▶ [SHORT TASK] Copy out all of the material, matching it word for word.

Recorded data:
###
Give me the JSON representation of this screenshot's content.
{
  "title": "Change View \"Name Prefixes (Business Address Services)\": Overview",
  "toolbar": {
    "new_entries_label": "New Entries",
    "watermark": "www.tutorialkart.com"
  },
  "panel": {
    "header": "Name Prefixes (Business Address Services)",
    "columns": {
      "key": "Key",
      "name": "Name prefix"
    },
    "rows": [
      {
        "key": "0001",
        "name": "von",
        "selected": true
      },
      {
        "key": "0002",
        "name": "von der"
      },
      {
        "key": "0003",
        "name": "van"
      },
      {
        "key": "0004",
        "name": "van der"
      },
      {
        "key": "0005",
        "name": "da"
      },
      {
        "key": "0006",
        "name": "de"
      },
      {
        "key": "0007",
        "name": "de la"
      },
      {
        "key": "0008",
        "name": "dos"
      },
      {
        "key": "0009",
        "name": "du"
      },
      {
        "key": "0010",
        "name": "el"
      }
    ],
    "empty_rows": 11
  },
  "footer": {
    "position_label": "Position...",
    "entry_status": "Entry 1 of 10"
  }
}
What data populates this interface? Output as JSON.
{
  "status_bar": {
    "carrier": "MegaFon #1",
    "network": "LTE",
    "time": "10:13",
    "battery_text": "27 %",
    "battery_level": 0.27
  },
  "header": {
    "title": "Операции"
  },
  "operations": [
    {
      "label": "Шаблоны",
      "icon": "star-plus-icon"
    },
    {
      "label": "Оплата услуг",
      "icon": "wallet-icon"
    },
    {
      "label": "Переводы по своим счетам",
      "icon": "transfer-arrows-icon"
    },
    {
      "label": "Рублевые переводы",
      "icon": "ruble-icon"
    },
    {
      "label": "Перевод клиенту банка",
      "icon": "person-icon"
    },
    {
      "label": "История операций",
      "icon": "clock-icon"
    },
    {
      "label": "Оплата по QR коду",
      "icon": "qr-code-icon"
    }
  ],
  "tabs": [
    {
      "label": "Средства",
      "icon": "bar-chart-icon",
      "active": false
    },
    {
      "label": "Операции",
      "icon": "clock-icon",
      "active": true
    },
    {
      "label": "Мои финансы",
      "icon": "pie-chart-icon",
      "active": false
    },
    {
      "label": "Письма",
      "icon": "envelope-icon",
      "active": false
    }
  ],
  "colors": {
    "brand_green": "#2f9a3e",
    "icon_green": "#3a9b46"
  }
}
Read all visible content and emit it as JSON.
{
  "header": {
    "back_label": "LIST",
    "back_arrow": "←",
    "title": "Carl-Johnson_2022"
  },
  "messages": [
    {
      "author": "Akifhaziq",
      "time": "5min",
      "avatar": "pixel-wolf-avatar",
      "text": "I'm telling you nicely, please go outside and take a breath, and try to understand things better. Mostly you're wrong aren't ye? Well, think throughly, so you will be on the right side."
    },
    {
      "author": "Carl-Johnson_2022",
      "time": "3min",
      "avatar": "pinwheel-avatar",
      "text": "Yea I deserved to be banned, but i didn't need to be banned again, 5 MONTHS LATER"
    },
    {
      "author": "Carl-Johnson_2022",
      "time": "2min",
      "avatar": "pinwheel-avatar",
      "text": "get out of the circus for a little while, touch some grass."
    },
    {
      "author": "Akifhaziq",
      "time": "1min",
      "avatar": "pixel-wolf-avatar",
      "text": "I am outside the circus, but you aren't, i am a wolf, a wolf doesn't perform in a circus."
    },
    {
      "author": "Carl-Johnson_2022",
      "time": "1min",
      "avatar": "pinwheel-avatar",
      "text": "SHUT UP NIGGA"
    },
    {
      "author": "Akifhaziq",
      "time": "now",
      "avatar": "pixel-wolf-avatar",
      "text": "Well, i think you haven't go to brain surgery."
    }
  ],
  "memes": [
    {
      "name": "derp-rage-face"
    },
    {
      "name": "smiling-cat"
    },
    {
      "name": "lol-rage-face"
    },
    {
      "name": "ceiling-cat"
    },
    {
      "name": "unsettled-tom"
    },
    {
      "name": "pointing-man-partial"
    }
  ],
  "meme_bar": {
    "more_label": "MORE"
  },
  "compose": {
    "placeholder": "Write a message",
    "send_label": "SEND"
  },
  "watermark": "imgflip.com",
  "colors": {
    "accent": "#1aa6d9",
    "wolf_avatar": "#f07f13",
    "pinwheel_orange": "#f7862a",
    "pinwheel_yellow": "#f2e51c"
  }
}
###
▶ [PROBLEM SOLUTION]
Give me the JSON representation of this screenshot's content.
{
  "title": "Change View \"Name Prefixes (Business Address Services)\": Overview",
  "toolbar": {
    "new_entries_label": "New Entries",
    "watermark": "www.tutorialkart.com"
  },
  "panel": {
    "header": "Name Prefixes (Business Address Services)",
    "columns": {
      "key": "Key",
      "name": "Name prefix"
    },
    "rows": [
      {
        "key": "0001",
        "name": "von",
        "selected": true
      },
      {
        "key": "0002",
        "name": "von der"
      },
      {
        "key": "0003",
        "name": "van"
      },
      {
        "key": "0004",
        "name": "van der"
      },
      {
        "key": "0005",
        "name": "da"
      },
      {
        "key": "0006",
        "name": "de"
      },
      {
        "key": "0007",
        "name": "de la"
      },
      {
        "key": "0008",
        "name": "dos"
      },
      {
        "key": "0009",
        "name": "du"
      },
      {
        "key": "0010",
        "name": "el"
      }
    ],
    "empty_rows": 11
  },
  "footer": {
    "position_label": "Position...",
    "entry_status": "Entry 1 of 10"
  }
}
What data populates this interface? Output as JSON.
{
  "status_bar": {
    "carrier": "MegaFon #1",
    "network": "LTE",
    "time": "10:13",
    "battery_text": "27 %",
    "battery_level": 0.27
  },
  "header": {
    "title": "Операции"
  },
  "operations": [
    {
      "label": "Шаблоны",
      "icon": "star-plus-icon"
    },
    {
      "label": "Оплата услуг",
      "icon": "wallet-icon"
    },
    {
      "label": "Переводы по своим счетам",
      "icon": "transfer-arrows-icon"
    },
    {
      "label": "Рублевые переводы",
      "icon": "ruble-icon"
    },
    {
      "label": "Перевод клиенту банка",
      "icon": "person-icon"
    },
    {
      "label": "История операций",
      "icon": "clock-icon"
    },
    {
      "label": "Оплата по QR коду",
      "icon": "qr-code-icon"
    }
  ],
  "tabs": [
    {
      "label": "Средства",
      "icon": "bar-chart-icon",
      "active": false
    },
    {
      "label": "Операции",
      "icon": "clock-icon",
      "active": true
    },
    {
      "label": "Мои финансы",
      "icon": "pie-chart-icon",
      "active": false
    },
    {
      "label": "Письма",
      "icon": "envelope-icon",
      "active": false
    }
  ],
  "colors": {
    "brand_green": "#2f9a3e",
    "icon_green": "#3a9b46"
  }
}
Read all visible content and emit it as JSON.
{
  "header": {
    "back_label": "LIST",
    "back_arrow": "←",
    "title": "Carl-Johnson_2022"
  },
  "messages": [
    {
      "author": "Akifhaziq",
      "time": "5min",
      "avatar": "pixel-wolf-avatar",
      "text": "I'm telling you nicely, please go outside and take a breath, and try to understand things better. Mostly you're wrong aren't ye? Well, think throughly, so you will be on the right side."
    },
    {
      "author": "Carl-Johnson_2022",
      "time": "3min",
      "avatar": "pinwheel-avatar",
      "text": "Yea I deserved to be banned, but i didn't need to be banned again, 5 MONTHS LATER"
    },
    {
      "author": "Carl-Johnson_2022",
      "time": "2min",
      "avatar": "pinwheel-avatar",
      "text": "get out of the circus for a little while, touch some grass."
    },
    {
      "author": "Akifhaziq",
      "time": "1min",
      "avatar": "pixel-wolf-avatar",
      "text": "I am outside the circus, but you aren't, i am a wolf, a wolf doesn't perform in a circus."
    },
    {
      "author": "Carl-Johnson_2022",
      "time": "1min",
      "avatar": "pinwheel-avatar",
      "text": "SHUT UP NIGGA"
    },
    {
      "author": "Akifhaziq",
      "time": "now",
      "avatar": "pixel-wolf-avatar",
      "text": "Well, i think you haven't go to brain surgery."
    }
  ],
  "memes": [
    {
      "name": "derp-rage-face"
    },
    {
      "name": "smiling-cat"
    },
    {
      "name": "lol-rage-face"
    },
    {
      "name": "ceiling-cat"
    },
    {
      "name": "unsettled-tom"
    },
    {
      "name": "pointing-man-partial"
    }
  ],
  "meme_bar": {
    "more_label": "MORE"
  },
  "compose": {
    "placeholder": "Write a message",
    "send_label": "SEND"
  },
  "watermark": "imgflip.com",
  "colors": {
    "accent": "#1aa6d9",
    "wolf_avatar": "#f07f13",
    "pinwheel_orange": "#f7862a",
    "pinwheel_yellow": "#f2e51c"
  }
}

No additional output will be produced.